>> start MATERIAL TO PROCESS

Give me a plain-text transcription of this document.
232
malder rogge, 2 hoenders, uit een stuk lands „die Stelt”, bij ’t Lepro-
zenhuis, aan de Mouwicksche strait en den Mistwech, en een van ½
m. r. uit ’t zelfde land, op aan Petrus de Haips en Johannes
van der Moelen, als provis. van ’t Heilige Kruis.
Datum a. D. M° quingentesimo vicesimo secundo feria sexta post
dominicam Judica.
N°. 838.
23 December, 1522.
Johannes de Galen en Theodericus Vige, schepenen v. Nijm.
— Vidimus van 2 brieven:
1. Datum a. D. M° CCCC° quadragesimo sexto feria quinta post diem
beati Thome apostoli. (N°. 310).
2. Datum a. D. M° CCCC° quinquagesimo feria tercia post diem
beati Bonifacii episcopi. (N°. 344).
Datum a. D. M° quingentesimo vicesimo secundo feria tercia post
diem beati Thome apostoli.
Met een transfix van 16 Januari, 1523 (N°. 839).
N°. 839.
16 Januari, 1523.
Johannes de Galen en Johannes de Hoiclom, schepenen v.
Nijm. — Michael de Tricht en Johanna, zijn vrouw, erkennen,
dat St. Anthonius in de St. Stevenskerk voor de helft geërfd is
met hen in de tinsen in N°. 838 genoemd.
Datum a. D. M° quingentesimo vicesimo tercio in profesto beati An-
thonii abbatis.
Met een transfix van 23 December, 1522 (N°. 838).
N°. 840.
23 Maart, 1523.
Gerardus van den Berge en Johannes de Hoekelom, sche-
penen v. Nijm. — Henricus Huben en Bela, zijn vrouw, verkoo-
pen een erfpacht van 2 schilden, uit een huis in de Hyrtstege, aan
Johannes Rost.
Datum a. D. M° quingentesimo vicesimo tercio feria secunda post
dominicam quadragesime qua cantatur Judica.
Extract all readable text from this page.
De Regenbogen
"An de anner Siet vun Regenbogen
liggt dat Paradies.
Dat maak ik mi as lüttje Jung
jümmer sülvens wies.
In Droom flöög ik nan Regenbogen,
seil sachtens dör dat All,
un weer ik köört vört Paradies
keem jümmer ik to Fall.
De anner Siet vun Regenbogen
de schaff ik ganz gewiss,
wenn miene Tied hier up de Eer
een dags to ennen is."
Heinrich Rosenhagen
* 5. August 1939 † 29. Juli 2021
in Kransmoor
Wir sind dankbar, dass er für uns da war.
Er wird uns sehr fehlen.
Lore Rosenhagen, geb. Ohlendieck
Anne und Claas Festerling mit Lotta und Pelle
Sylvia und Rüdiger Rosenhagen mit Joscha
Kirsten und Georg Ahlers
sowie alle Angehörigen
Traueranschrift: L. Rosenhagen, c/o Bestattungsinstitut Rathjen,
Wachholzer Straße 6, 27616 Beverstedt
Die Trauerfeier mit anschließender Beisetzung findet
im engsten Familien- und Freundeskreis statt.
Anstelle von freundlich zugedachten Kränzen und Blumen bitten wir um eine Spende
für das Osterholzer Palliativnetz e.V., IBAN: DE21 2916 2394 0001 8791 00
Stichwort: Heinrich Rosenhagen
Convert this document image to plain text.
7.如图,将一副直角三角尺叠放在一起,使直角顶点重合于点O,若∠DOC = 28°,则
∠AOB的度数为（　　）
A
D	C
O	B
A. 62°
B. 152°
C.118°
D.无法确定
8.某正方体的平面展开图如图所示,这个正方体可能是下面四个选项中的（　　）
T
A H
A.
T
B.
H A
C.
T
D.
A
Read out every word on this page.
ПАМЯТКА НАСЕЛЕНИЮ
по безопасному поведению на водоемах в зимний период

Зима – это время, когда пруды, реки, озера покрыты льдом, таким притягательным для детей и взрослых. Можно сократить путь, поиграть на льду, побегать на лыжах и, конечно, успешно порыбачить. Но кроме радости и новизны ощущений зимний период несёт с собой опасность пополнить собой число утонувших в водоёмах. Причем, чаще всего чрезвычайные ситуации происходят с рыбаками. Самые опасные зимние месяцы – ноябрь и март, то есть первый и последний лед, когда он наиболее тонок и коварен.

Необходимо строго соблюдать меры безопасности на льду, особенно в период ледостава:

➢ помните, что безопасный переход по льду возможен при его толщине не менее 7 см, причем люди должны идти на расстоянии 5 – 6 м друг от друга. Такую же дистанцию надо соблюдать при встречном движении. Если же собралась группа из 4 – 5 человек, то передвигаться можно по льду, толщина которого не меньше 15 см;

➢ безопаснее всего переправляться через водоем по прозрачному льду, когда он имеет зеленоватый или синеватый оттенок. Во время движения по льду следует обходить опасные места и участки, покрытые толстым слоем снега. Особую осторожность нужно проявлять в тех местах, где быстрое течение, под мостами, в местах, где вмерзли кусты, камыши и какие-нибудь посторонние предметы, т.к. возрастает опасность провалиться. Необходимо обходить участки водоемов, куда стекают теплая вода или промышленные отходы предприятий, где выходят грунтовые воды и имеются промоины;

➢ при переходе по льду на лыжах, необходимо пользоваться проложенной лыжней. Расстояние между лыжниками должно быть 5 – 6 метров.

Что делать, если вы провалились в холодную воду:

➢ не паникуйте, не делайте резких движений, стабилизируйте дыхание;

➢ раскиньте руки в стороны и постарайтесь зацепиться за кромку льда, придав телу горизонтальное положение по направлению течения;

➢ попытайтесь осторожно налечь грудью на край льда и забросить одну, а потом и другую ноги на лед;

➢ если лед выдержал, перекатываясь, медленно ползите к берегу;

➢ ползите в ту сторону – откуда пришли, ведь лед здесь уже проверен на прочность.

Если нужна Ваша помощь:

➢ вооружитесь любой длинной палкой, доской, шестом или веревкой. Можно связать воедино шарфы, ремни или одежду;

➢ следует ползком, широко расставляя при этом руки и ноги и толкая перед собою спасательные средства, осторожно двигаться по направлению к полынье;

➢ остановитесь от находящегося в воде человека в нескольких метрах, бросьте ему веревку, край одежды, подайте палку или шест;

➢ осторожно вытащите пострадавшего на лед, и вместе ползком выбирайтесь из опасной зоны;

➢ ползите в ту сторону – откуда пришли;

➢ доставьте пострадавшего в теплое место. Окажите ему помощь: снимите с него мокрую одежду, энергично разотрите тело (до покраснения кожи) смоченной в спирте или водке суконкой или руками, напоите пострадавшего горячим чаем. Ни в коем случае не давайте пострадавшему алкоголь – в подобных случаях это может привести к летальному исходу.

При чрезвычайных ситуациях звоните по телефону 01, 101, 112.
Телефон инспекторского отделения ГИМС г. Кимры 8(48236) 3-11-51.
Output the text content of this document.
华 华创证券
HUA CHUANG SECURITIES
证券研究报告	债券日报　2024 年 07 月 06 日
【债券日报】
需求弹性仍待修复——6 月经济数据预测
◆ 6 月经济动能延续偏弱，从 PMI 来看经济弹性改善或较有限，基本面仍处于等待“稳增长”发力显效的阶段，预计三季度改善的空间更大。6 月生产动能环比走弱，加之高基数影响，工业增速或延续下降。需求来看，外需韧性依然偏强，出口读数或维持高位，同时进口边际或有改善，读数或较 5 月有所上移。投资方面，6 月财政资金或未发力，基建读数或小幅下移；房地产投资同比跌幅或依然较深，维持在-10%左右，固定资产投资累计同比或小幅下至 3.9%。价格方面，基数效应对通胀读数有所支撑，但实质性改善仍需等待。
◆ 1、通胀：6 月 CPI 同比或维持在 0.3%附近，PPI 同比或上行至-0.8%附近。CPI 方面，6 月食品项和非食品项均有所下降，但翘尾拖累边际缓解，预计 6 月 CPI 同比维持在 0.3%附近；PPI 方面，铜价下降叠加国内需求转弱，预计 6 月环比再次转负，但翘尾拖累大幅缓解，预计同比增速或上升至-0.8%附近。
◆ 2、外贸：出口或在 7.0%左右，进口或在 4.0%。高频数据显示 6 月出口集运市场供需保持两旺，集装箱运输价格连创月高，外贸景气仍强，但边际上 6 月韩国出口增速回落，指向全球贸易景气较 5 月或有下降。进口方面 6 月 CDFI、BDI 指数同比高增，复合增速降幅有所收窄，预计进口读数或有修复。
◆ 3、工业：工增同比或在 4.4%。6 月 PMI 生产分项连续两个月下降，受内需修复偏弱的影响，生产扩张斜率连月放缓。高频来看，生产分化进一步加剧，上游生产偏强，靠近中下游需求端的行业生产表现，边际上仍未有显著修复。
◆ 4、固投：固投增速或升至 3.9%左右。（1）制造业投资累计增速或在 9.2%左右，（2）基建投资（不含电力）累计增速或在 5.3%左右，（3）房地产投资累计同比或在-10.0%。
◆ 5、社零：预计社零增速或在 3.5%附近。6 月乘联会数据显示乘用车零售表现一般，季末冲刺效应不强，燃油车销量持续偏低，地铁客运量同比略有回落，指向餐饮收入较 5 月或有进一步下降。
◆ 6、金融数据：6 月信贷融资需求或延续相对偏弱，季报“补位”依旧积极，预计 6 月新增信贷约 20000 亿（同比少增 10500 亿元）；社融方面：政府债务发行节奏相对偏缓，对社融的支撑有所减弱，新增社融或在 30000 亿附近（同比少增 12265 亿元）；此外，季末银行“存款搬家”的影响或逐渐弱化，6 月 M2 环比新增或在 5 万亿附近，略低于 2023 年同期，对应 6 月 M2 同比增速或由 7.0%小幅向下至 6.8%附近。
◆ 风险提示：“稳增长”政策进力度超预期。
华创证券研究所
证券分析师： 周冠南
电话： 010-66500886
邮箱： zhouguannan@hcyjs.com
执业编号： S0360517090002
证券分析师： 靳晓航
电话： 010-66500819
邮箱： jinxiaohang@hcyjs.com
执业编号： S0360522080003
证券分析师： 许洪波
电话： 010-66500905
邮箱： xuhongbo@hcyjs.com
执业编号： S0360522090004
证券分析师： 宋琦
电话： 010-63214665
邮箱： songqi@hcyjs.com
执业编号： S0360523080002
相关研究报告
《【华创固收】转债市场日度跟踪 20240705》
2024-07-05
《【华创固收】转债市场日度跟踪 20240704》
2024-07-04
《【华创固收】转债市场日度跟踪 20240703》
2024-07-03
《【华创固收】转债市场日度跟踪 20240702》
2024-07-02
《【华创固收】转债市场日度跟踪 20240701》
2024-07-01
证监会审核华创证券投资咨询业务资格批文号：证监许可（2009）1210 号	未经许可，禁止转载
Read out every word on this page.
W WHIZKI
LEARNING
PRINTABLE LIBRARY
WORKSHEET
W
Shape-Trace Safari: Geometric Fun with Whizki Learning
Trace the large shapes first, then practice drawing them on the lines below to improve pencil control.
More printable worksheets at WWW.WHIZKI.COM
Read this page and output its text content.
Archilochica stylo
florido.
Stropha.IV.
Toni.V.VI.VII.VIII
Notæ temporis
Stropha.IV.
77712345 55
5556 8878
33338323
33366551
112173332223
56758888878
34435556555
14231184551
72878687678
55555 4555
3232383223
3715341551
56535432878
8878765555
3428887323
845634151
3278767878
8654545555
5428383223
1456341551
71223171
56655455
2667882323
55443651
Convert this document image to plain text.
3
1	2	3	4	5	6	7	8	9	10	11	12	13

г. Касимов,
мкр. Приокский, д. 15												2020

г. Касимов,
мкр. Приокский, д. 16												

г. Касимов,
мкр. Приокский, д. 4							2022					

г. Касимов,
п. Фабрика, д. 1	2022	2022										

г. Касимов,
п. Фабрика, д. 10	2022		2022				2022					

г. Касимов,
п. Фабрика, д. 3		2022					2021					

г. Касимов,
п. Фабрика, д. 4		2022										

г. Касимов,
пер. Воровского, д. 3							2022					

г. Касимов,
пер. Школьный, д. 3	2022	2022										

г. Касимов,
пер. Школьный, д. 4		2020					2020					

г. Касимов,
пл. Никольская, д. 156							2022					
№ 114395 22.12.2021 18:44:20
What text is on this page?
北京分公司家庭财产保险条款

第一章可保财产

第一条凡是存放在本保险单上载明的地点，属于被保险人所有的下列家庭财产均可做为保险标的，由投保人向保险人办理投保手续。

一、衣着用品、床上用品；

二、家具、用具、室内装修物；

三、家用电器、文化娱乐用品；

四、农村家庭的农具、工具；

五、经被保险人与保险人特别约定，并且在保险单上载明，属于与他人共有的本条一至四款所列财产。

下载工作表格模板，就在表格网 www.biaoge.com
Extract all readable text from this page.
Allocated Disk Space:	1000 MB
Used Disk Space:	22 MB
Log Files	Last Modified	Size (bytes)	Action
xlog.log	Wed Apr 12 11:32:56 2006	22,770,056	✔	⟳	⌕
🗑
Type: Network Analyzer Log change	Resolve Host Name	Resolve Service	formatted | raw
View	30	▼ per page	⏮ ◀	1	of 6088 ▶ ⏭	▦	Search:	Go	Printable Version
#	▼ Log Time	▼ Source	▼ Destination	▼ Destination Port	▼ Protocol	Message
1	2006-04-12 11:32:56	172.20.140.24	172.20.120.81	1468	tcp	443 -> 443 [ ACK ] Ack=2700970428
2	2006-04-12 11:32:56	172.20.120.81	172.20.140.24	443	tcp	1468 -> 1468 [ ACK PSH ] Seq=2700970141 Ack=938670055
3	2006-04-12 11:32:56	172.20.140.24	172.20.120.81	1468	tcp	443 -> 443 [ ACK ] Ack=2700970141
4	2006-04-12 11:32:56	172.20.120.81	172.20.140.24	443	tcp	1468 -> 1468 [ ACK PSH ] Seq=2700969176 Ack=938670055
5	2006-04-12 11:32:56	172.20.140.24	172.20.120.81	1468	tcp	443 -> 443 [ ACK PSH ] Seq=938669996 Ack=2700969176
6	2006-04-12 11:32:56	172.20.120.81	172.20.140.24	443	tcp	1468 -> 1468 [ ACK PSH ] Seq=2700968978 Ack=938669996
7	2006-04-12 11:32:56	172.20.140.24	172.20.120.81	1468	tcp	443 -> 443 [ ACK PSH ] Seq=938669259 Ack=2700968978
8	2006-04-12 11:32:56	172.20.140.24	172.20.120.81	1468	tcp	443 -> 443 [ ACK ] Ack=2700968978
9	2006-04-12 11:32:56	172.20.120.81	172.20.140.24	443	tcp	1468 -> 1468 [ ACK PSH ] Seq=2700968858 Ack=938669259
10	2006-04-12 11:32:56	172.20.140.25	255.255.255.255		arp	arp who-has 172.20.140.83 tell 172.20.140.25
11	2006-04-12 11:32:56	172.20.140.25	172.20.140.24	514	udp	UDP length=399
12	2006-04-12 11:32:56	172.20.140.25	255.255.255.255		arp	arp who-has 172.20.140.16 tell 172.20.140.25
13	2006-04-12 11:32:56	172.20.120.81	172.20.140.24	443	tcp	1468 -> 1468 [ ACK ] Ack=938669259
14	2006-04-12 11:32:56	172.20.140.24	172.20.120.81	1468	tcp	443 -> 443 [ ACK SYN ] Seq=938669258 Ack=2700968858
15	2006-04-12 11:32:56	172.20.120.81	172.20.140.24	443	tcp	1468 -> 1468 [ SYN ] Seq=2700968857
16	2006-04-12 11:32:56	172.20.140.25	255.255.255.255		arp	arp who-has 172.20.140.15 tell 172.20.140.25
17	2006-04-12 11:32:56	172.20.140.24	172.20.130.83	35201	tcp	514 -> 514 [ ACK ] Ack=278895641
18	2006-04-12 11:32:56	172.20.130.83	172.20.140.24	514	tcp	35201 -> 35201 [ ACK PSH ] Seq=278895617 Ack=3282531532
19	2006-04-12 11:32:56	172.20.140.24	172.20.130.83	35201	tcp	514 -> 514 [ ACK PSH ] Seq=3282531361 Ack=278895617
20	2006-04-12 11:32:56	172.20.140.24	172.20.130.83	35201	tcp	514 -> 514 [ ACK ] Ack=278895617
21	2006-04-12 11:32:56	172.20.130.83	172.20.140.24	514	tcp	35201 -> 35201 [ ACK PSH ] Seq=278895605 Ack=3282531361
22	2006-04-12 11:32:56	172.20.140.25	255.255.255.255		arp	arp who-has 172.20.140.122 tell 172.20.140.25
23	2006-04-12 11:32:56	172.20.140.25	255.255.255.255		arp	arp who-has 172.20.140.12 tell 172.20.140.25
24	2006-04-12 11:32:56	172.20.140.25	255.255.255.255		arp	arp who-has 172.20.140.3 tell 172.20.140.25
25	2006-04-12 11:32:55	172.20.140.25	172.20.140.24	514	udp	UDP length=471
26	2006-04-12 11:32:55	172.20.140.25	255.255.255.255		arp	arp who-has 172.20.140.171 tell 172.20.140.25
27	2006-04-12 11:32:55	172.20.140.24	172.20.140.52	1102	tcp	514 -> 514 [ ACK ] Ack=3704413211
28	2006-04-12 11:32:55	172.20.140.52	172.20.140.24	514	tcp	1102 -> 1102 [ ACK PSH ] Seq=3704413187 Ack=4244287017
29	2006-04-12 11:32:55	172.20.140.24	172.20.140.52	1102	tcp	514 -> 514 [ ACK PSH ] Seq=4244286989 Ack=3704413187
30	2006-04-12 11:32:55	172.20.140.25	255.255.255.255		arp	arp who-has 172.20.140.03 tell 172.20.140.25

>> end MATERIAL TO PROCESS

Return each line of the data that contains the string "quingentesimo".

Datum a. D. M° quingentesimo vicesimo secundo feria sexta post
Datum a. D. M° quingentesimo vicesimo secundo feria tercia post
Datum a. D. M° quingentesimo vicesimo tercio in profesto beati An-
Datum a. D. M° quingentesimo vicesimo tercio feria secunda post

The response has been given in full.